#### TEXTO DE ORIGEM ####
De entre as mensagens de estímulo que tenho recebido, recebo também algumas dúvidas e, sobretudo, desabafos. Importa reforçar o que tenho dito aqui frequentemente: não sou médico, sou apenas um diabético que tomei contacto recentemente com a doença e que quer viver melhor. Mudei hábitos alimentares enraizados, passei a praticar exercício físico e comecei a ler muito sobre a Diabetes. Mas nada do que eu possa dizer ou aqui escrever substitui o que um médico diga. Até porque cada caso é um caso, e o que se aplica a mim pode não se aplicar a outros. Das mensagens que recebo as que mais me preocupam são as de gente que se diz despreocupada com a questão. Ou que não valoriza muito os sinais. Eu sei o que isso é. Fiz exatamente o mesmo até ao dia 19 de junho.
Há coisas que é preciso saber. Há sinais a que é preciso estar atento:
- Se tem peso a mais
- Se tem casos de diabetes em familiares diretos
- Se sente muita sede e extrema necessidade de beber água de forma quase descontrolada
- Se urina mais do que o habitual, ou se acorda todos os dias a meio da noite para ir à casa de banho
- Se sente sempre sensação de fome
- Se perde peso repentinamente
- Se, sendo mulher, acumula infeções ginecológicas ou urinárias
- Se sente um cansaço crónico
- Se sente a visão turva ou desfocada
- Se as feridas demoram a cicatrizar
Então, não ignore estes sinais. Consulte o seu médico, faça análises e mude o seu estilo de vida. O "não querer saber" é a pior atitude. Irresponsável para nós próprios. Injusto para quem vive connosco. Insustentável para o Sistema Nacional de Saúde.
#### CONTEÚDO DOS DADOS ####
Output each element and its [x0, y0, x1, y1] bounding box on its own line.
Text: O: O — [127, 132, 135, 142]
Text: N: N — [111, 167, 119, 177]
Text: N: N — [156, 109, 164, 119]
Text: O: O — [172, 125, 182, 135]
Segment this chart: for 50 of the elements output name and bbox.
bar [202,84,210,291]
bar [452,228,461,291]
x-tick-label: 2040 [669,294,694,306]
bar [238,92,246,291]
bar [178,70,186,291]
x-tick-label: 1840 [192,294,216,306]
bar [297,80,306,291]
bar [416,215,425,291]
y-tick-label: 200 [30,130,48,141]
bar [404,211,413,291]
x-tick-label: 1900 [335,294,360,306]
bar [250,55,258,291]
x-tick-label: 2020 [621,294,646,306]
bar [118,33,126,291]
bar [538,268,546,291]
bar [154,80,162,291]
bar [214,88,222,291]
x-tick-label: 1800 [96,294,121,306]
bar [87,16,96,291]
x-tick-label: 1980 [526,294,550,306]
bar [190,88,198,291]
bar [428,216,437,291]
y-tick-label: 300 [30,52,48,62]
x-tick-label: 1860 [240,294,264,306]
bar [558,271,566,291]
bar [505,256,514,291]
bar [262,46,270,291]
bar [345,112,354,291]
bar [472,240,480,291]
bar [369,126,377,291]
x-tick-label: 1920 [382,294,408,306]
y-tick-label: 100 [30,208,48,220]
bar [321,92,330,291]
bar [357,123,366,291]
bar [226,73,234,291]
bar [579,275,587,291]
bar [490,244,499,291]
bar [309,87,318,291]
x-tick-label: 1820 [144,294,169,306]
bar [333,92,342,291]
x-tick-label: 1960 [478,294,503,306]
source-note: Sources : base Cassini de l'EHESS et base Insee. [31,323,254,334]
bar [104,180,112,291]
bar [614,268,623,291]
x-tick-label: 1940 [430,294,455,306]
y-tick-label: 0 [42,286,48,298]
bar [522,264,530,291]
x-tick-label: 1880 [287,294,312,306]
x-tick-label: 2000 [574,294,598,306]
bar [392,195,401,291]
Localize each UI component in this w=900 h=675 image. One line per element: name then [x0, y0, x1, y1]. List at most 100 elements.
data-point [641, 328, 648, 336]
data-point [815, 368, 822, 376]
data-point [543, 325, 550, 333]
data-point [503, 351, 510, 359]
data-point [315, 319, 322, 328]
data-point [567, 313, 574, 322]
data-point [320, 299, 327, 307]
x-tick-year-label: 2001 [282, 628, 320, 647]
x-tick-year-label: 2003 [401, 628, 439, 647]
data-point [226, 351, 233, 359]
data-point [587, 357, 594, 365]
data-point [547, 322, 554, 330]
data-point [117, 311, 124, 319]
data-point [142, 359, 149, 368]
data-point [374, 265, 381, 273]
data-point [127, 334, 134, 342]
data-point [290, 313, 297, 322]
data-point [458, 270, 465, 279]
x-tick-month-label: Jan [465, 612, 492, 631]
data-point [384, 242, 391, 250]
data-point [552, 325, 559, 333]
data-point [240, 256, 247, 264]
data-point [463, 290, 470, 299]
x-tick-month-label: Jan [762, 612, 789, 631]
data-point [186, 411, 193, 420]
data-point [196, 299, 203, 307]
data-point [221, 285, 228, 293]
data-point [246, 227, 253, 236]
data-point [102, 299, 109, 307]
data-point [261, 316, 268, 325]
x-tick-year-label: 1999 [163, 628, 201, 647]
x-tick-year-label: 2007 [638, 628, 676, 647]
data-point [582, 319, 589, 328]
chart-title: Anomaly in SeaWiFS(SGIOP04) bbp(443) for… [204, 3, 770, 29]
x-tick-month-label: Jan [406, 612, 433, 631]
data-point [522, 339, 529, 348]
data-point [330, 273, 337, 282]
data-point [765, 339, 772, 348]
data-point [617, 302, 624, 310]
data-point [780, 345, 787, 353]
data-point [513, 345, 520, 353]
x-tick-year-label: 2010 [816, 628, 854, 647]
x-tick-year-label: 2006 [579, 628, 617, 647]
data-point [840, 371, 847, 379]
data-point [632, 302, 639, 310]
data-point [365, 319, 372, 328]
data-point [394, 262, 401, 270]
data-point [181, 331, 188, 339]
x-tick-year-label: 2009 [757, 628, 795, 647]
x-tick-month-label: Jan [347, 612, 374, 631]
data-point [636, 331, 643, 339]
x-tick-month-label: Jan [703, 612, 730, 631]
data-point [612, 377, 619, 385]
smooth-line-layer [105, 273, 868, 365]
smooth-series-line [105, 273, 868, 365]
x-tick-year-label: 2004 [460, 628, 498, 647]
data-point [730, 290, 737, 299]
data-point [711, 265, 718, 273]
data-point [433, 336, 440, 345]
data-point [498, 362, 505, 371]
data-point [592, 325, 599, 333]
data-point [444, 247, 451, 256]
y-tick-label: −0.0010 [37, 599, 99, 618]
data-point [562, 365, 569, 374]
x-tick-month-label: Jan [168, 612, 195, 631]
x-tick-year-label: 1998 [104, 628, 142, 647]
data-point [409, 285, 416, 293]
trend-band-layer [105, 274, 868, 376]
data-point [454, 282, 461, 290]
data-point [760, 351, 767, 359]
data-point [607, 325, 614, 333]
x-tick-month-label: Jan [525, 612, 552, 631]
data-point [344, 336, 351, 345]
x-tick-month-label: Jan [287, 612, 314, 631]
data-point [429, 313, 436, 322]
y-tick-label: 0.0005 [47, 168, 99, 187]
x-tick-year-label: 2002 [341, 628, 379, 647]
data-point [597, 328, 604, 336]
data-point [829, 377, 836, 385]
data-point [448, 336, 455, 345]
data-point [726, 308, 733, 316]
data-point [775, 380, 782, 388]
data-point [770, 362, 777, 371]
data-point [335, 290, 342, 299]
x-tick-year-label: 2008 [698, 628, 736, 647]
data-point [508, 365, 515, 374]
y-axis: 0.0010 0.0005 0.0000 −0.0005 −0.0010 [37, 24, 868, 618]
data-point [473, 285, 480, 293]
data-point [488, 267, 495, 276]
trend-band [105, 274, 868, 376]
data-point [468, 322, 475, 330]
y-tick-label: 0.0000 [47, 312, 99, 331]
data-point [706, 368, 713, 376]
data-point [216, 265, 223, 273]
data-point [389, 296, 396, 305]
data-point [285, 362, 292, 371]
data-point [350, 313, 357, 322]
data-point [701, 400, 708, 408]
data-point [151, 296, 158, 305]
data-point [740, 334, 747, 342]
####
**INSTRUÇÕES:**
1. Traduza para inglês esta frase do texto sobre a diabetes: "Mas nada do que eu possa dizer ou aqui escrever substitui o que um médico diga."
2. Reproduza o trecho do texto sobre a diabetes desde "Há coisas que" até "Nacional de Saúde.", inclusive.
Baseie-se apenas no texto sobre a diabetes.

**RESPOSTAS:**
1. But nothing I may say or write here replaces what a doctor says.

2.
Há coisas que é preciso saber. Há sinais a que é preciso estar atento:
- Se tem peso a mais
- Se tem casos de diabetes em familiares diretos
- Se sente muita sede e extrema necessidade de beber água de forma quase descontrolada
- Se urina mais do que o habitual, ou se acorda todos os dias a meio da noite para ir à casa de banho
- Se sente sempre sensação de fome
- Se perde peso repentinamente
- Se, sendo mulher, acumula infeções ginecológicas ou urinárias
- Se sente um cansaço crónico
- Se sente a visão turva ou desfocada
- Se as feridas demoram a cicatrizar
Então, não ignore estes sinais. Consulte o seu médico, faça análises e mude o seu estilo de vida. O "não querer saber" é a pior atitude. Irresponsável para nós próprios. Injusto para quem vive connosco. Insustentável para o Sistema Nacional de Saúde.